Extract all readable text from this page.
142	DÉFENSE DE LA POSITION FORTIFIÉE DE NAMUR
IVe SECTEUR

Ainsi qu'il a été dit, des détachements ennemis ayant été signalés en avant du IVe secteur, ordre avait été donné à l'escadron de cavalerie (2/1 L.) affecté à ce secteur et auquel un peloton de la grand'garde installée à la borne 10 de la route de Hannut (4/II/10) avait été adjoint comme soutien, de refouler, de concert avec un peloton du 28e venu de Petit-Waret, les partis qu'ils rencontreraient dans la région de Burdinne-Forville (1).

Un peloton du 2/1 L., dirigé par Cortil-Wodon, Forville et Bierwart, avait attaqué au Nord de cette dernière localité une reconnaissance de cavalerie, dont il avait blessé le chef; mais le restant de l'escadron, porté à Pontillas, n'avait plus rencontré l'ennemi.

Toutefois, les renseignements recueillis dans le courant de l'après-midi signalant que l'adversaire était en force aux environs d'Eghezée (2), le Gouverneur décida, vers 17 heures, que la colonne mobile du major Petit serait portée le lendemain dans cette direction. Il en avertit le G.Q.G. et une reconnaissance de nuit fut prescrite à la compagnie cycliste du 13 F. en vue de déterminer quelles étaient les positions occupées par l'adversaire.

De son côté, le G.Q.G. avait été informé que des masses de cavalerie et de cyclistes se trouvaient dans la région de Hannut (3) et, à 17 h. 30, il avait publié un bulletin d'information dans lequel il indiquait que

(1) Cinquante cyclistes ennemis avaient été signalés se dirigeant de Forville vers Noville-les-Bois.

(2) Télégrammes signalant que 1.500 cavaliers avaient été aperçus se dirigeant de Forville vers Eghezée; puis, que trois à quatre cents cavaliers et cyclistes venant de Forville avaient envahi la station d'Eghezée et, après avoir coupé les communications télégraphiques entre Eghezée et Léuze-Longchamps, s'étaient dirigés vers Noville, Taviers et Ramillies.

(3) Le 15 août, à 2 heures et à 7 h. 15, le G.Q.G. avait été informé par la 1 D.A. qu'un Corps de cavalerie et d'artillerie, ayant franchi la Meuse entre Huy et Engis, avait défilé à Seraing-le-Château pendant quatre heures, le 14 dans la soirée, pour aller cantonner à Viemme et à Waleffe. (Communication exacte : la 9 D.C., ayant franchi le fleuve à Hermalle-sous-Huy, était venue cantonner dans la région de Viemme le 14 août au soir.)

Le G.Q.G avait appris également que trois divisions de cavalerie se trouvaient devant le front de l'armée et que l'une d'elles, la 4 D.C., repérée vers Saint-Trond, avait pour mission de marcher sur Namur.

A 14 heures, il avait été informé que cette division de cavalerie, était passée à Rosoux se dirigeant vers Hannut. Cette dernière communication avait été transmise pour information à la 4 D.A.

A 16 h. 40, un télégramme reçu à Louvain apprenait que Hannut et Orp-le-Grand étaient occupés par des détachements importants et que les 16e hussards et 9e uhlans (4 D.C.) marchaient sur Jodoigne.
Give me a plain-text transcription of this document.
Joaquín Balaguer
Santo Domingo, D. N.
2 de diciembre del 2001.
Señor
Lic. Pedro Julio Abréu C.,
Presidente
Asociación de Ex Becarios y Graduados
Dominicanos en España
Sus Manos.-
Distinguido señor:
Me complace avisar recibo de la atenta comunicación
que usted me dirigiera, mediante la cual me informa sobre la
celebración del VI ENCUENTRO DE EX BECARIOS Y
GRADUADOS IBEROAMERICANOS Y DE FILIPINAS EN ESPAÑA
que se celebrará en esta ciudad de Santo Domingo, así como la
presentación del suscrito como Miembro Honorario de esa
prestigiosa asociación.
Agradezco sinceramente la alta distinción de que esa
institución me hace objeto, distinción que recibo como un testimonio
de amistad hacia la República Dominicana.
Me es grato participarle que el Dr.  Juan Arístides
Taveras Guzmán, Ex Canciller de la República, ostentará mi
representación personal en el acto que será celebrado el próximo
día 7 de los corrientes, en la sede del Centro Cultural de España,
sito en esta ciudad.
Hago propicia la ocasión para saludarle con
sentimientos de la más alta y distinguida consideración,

★ ★ ★ ★ ★

Write out all the entries exactly.

Extract all readable text from this page.
142	DÉFENSE DE LA POSITION FORTIFIÉE DE NAMUR
IVe SECTEUR

Ainsi qu'il a été dit, des détachements ennemis ayant été signalés en avant du IVe secteur, ordre avait été donné à l'escadron de cavalerie (2/1 L.) affecté à ce secteur et auquel un peloton de la grand'garde installée à la borne 10 de la route de Hannut (4/II/10) avait été adjoint comme soutien, de refouler, de concert avec un peloton du 28e venu de Petit-Waret, les partis qu'ils rencontreraient dans la région de Burdinne-Forville (1).

Un peloton du 2/1 L., dirigé par Cortil-Wodon, Forville et Bierwart, avait attaqué au Nord de cette dernière localité une reconnaissance de cavalerie, dont il avait blessé le chef; mais le restant de l'escadron, porté à Pontillas, n'avait plus rencontré l'ennemi.

Toutefois, les renseignements recueillis dans le courant de l'après-midi signalant que l'adversaire était en force aux environs d'Eghezée (2), le Gouverneur décida, vers 17 heures, que la colonne mobile du major Petit serait portée le lendemain dans cette direction. Il en avertit le G.Q.G. et une reconnaissance de nuit fut prescrite à la compagnie cycliste du 13 F. en vue de déterminer quelles étaient les positions occupées par l'adversaire.

De son côté, le G.Q.G. avait été informé que des masses de cavalerie et de cyclistes se trouvaient dans la région de Hannut (3) et, à 17 h. 30, il avait publié un bulletin d'information dans lequel il indiquait que

(1) Cinquante cyclistes ennemis avaient été signalés se dirigeant de Forville vers Noville-les-Bois.

(2) Télégrammes signalant que 1.500 cavaliers avaient été aperçus se dirigeant de Forville vers Eghezée; puis, que trois à quatre cents cavaliers et cyclistes venant de Forville avaient envahi la station d'Eghezée et, après avoir coupé les communications télégraphiques entre Eghezée et Léuze-Longchamps, s'étaient dirigés vers Noville, Taviers et Ramillies.

(3) Le 15 août, à 2 heures et à 7 h. 15, le G.Q.G. avait été informé par la 1 D.A. qu'un Corps de cavalerie et d'artillerie, ayant franchi la Meuse entre Huy et Engis, avait défilé à Seraing-le-Château pendant quatre heures, le 14 dans la soirée, pour aller cantonner à Viemme et à Waleffe. (Communication exacte : la 9 D.C., ayant franchi le fleuve à Hermalle-sous-Huy, était venue cantonner dans la région de Viemme le 14 août au soir.)

Le G.Q.G avait appris également que trois divisions de cavalerie se trouvaient devant le front de l'armée et que l'une d'elles, la 4 D.C., repérée vers Saint-Trond, avait pour mission de marcher sur Namur.

A 14 heures, il avait été informé que cette division de cavalerie, était passée à Rosoux se dirigeant vers Hannut. Cette dernière communication avait été transmise pour information à la 4 D.A.

A 16 h. 40, un télégramme reçu à Louvain apprenait que Hannut et Orp-le-Grand étaient occupés par des détachements importants et que les 16e hussards et 9e uhlans (4 D.C.) marchaient sur Jodoigne.
Give me a plain-text transcription of this document.
Joaquín Balaguer
Santo Domingo, D. N.
2 de diciembre del 2001.
Señor
Lic. Pedro Julio Abréu C.,
Presidente
Asociación de Ex Becarios y Graduados
Dominicanos en España
Sus Manos.-
Distinguido señor:
Me complace avisar recibo de la atenta comunicación
que usted me dirigiera, mediante la cual me informa sobre la
celebración del VI ENCUENTRO DE EX BECARIOS Y
GRADUADOS IBEROAMERICANOS Y DE FILIPINAS EN ESPAÑA
que se celebrará en esta ciudad de Santo Domingo, así como la
presentación del suscrito como Miembro Honorario de esa
prestigiosa asociación.
Agradezco sinceramente la alta distinción de que esa
institución me hace objeto, distinción que recibo como un testimonio
de amistad hacia la República Dominicana.
Me es grato participarle que el Dr.  Juan Arístides
Taveras Guzmán, Ex Canciller de la República, ostentará mi
representación personal en el acto que será celebrado el próximo
día 7 de los corrientes, en la sede del Centro Cultural de España,
sito en esta ciudad.
Hago propicia la ocasión para saludarle con
sentimientos de la más alta y distinguida consideración,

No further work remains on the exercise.